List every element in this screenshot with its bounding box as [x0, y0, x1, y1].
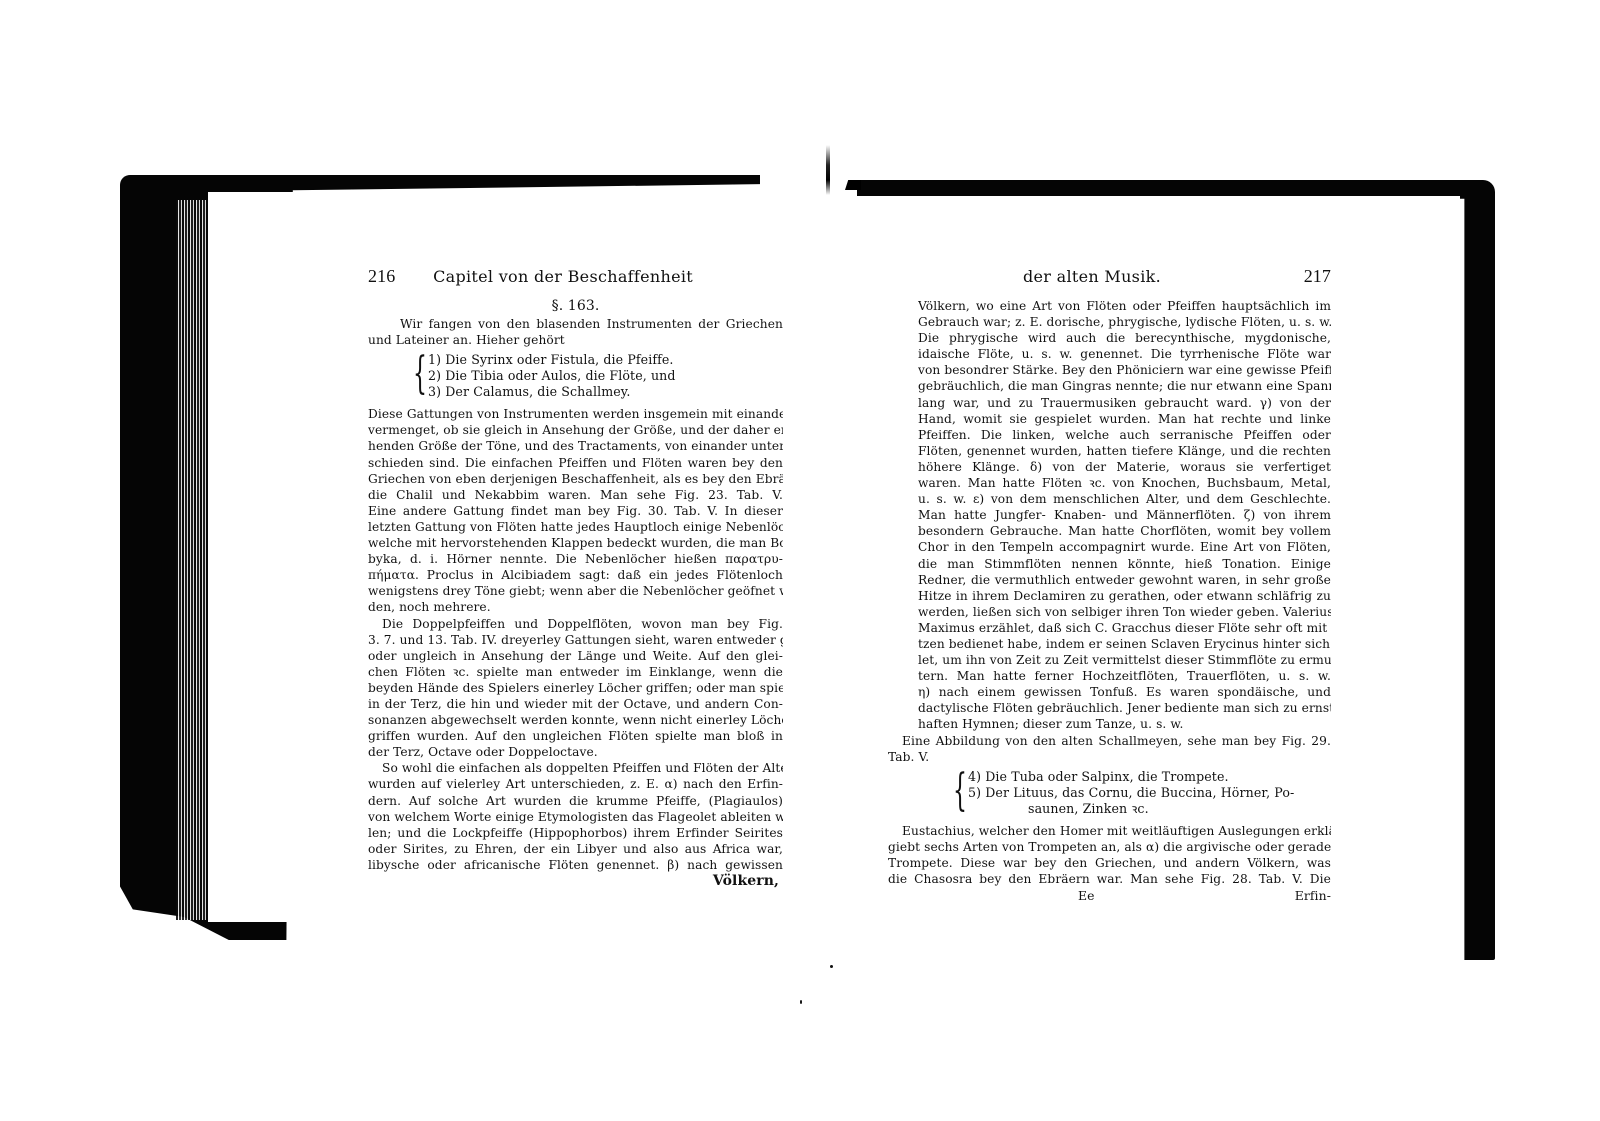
- text-line: len; und die Lockpfeiffe (Hippophorbos) …: [368, 825, 783, 841]
- section-heading: §. 163.: [368, 298, 783, 314]
- left-page: 216 Capitel von der Beschaffenheit §. 16…: [368, 268, 783, 889]
- text-line: wenigstens drey Töne giebt; wenn aber di…: [368, 583, 783, 599]
- list-item: 1) Die Syrinx oder Fistula, die Pfeiffe.: [428, 352, 783, 368]
- book-scan: 216 Capitel von der Beschaffenheit §. 16…: [0, 0, 1600, 1121]
- paragraph: Eine Abbildung von den alten Schallmeyen…: [888, 733, 1331, 765]
- text-line: chen Flöten ꝛc. spielte man entweder im …: [368, 664, 783, 680]
- text-line: u. s. w. ε) von dem menschlichen Alter, …: [918, 491, 1331, 507]
- running-title: der alten Musik.: [1023, 269, 1161, 285]
- text-line: giebt sechs Arten von Trompeten an, als …: [888, 839, 1331, 855]
- paragraph: Die Doppelpfeiffen und Doppelflöten, wov…: [368, 616, 783, 761]
- text-line: vermenget, ob sie gleich in Ansehung der…: [368, 422, 783, 438]
- paragraph: Eustachius, welcher den Homer mit weitlä…: [888, 823, 1331, 887]
- text-line: Eine Abbildung von den alten Schallmeyen…: [888, 733, 1331, 749]
- text-line: griffen wurden. Auf den ungleichen Flöte…: [368, 728, 783, 744]
- text-line: schieden sind. Die einfachen Pfeiffen un…: [368, 455, 783, 471]
- text-line: Chor in den Tempeln accompagnirt wurde. …: [918, 539, 1331, 555]
- text-line: besondern Gebrauche. Man hatte Chorflöte…: [918, 523, 1331, 539]
- running-title: Capitel von der Beschaffenheit: [433, 269, 693, 285]
- page-number: 217: [1304, 268, 1331, 284]
- text-line: dern. Auf solche Art wurden die krumme P…: [368, 793, 783, 809]
- text-line: Tab. V.: [888, 749, 1331, 765]
- text-line: von welchem Worte einige Etymologisten d…: [368, 809, 783, 825]
- text-line: Trompete. Diese war bey den Griechen, un…: [888, 855, 1331, 871]
- gutter-mark: [826, 145, 830, 195]
- right-running-head: der alten Musik. 217: [888, 268, 1331, 292]
- gutter-shadow: [845, 180, 861, 190]
- text-line: Wir fangen von den blasenden Instrumente…: [368, 316, 783, 332]
- paragraph: Diese Gattungen von Instrumenten werden …: [368, 406, 783, 615]
- text-line: tzen bedienet habe, indem er seinen Scla…: [918, 636, 1331, 652]
- text-line: Hand, womit sie gespielet wurden. Man ha…: [918, 411, 1331, 427]
- text-line: So wohl die einfachen als doppelten Pfei…: [368, 760, 783, 776]
- text-line: Die Doppelpfeiffen und Doppelflöten, wov…: [368, 616, 783, 632]
- text-line: libysche oder africanische Flöten genenn…: [368, 857, 783, 873]
- text-line: oder ungleich in Ansehung der Länge und …: [368, 648, 783, 664]
- text-line: 3. 7. und 13. Tab. IV. dreyerley Gattung…: [368, 632, 783, 648]
- brace-icon: {: [953, 767, 967, 815]
- text-line: die Chalil und Nekabbim waren. Man sehe …: [368, 487, 783, 503]
- paragraph: Völkern, wo eine Art von Flöten oder Pfe…: [888, 298, 1331, 733]
- text-line: idaische Flöte, u. s. w. genennet. Die t…: [918, 346, 1331, 362]
- text-line: gebräuchlich, die man Gingras nennte; di…: [918, 378, 1331, 394]
- list-item: saunen, Zinken ꝛc.: [968, 801, 1331, 817]
- text-line: und Lateiner an. Hieher gehört: [368, 332, 783, 348]
- left-running-head: 216 Capitel von der Beschaffenheit: [368, 268, 783, 292]
- text-line: Diese Gattungen von Instrumenten werden …: [368, 406, 783, 422]
- text-line: waren. Man hatte Flöten ꝛc. von Knochen,…: [918, 475, 1331, 491]
- text-line: höhere Klänge. δ) von der Materie, worau…: [918, 459, 1331, 475]
- text-line: beyden Hände des Spielers einerley Löche…: [368, 680, 783, 696]
- left-page-edges: [176, 200, 210, 920]
- text-line: die man Stimmflöten nennen könnte, hieß …: [918, 556, 1331, 572]
- text-line: Eine andere Gattung findet man bey Fig. …: [368, 503, 783, 519]
- scan-speck: [800, 1000, 802, 1004]
- text-line: let, um ihn von Zeit zu Zeit vermittelst…: [918, 652, 1331, 668]
- text-line: lang war, und zu Trauermusiken gebraucht…: [918, 395, 1331, 411]
- text-line: oder Sirites, zu Ehren, der ein Libyer u…: [368, 841, 783, 857]
- text-line: Griechen von eben derjenigen Beschaffenh…: [368, 471, 783, 487]
- text-line: πήματα. Proclus in Alcibiadem sagt: daß …: [368, 567, 783, 583]
- text-line: Flöten, genennet wurden, hatten tiefere …: [918, 443, 1331, 459]
- text-line: henden Größe der Töne, und des Tractamen…: [368, 438, 783, 454]
- text-line: Redner, die vermuthlich entweder gewohnt…: [918, 572, 1331, 588]
- scan-speck: [830, 965, 833, 968]
- text-line: in der Terz, die hin und wieder mit der …: [368, 696, 783, 712]
- text-line: den, noch mehrere.: [368, 599, 783, 615]
- text-line: von besondrer Stärke. Bey den Phöniciern…: [918, 362, 1331, 378]
- text-line: Eustachius, welcher den Homer mit weitlä…: [888, 823, 1331, 839]
- text-line: dactylische Flöten gebräuchlich. Jener b…: [918, 700, 1331, 716]
- list-item: 3) Der Calamus, die Schallmey.: [428, 384, 783, 400]
- page-number: 216: [368, 268, 395, 284]
- text-line: die Chasosra bey den Ebräern war. Man se…: [888, 871, 1331, 887]
- page-footer: Ee Erfin-: [888, 888, 1331, 904]
- list-item: 5) Der Lituus, das Cornu, die Buccina, H…: [968, 785, 1331, 801]
- paragraph: So wohl die einfachen als doppelten Pfei…: [368, 760, 783, 873]
- text-line: der Terz, Octave oder Doppeloctave.: [368, 744, 783, 760]
- text-line: Gebrauch war; z. E. dorische, phrygische…: [918, 314, 1331, 330]
- signature-mark: Ee: [1078, 888, 1095, 904]
- text-line: werden, ließen sich von selbiger ihren T…: [918, 604, 1331, 620]
- right-page: der alten Musik. 217 Völkern, wo eine Ar…: [888, 268, 1331, 904]
- text-line: Hitze in ihrem Declamiren zu gerathen, o…: [918, 588, 1331, 604]
- text-line: Die phrygische wird auch die berecynthis…: [918, 330, 1331, 346]
- text-line: η) nach einem gewissen Tonfuß. Es waren …: [918, 684, 1331, 700]
- text-line: Pfeiffen. Die linken, welche auch serran…: [918, 427, 1331, 443]
- text-line: welche mit hervorstehenden Klappen bedec…: [368, 535, 783, 551]
- catchword: Erfin-: [1295, 888, 1331, 904]
- text-line: sonanzen abgewechselt werden konnte, wen…: [368, 712, 783, 728]
- text-line: haften Hymnen; dieser zum Tanze, u. s. w…: [918, 716, 1331, 732]
- list-item: 2) Die Tibia oder Aulos, die Flöte, und: [428, 368, 783, 384]
- text-line: byka, d. i. Hörner nennte. Die Nebenlöch…: [368, 551, 783, 567]
- list-item: 4) Die Tuba oder Salpinx, die Trompete.: [968, 769, 1331, 785]
- text-line: Völkern, wo eine Art von Flöten oder Pfe…: [918, 298, 1331, 314]
- text-line: wurden auf vielerley Art unterschieden, …: [368, 776, 783, 792]
- instrument-list: { 1) Die Syrinx oder Fistula, die Pfeiff…: [428, 352, 783, 400]
- text-line: tern. Man hatte ferner Hochzeitflöten, T…: [918, 668, 1331, 684]
- catchword: Völkern,: [368, 873, 783, 889]
- text-line: Maximus erzählet, daß sich C. Gracchus d…: [918, 620, 1331, 636]
- brace-icon: {: [413, 350, 427, 398]
- instrument-list: { 4) Die Tuba oder Salpinx, die Trompete…: [968, 769, 1331, 817]
- text-line: letzten Gattung von Flöten hatte jedes H…: [368, 519, 783, 535]
- text-line: Man hatte Jungfer- Knaben- und Männerflö…: [918, 507, 1331, 523]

* Exercise instructions: Copy out the lines from the line with "- text-line: len;" to the line with "- text-line: griffen", both included, exactly as they stand.

* Full output:
- text-line: len; und die Lockpfeiffe (Hippophorbos) …: [368, 825, 783, 841]
- section-heading: §. 163.: [368, 298, 783, 314]
- left-page: 216 Capitel von der Beschaffenheit §. 16…: [368, 268, 783, 889]
- text-line: wenigstens drey Töne giebt; wenn aber di…: [368, 583, 783, 599]
- list-item: 1) Die Syrinx oder Fistula, die Pfeiffe.: [428, 352, 783, 368]
- book-scan: 216 Capitel von der Beschaffenheit §. 16…: [0, 0, 1600, 1121]
- paragraph: Eine Abbildung von den alten Schallmeyen…: [888, 733, 1331, 765]
- text-line: chen Flöten ꝛc. spielte man entweder im …: [368, 664, 783, 680]
- text-line: u. s. w. ε) von dem menschlichen Alter, …: [918, 491, 1331, 507]
- running-title: der alten Musik.: [1023, 269, 1161, 285]
- text-line: giebt sechs Arten von Trompeten an, als …: [888, 839, 1331, 855]
- paragraph: Die Doppelpfeiffen und Doppelflöten, wov…: [368, 616, 783, 761]
- text-line: vermenget, ob sie gleich in Ansehung der…: [368, 422, 783, 438]
- paragraph: Eustachius, welcher den Homer mit weitlä…: [888, 823, 1331, 887]
- text-line: Eine Abbildung von den alten Schallmeyen…: [888, 733, 1331, 749]
- text-line: griffen wurden. Auf den ungleichen Flöte…: [368, 728, 783, 744]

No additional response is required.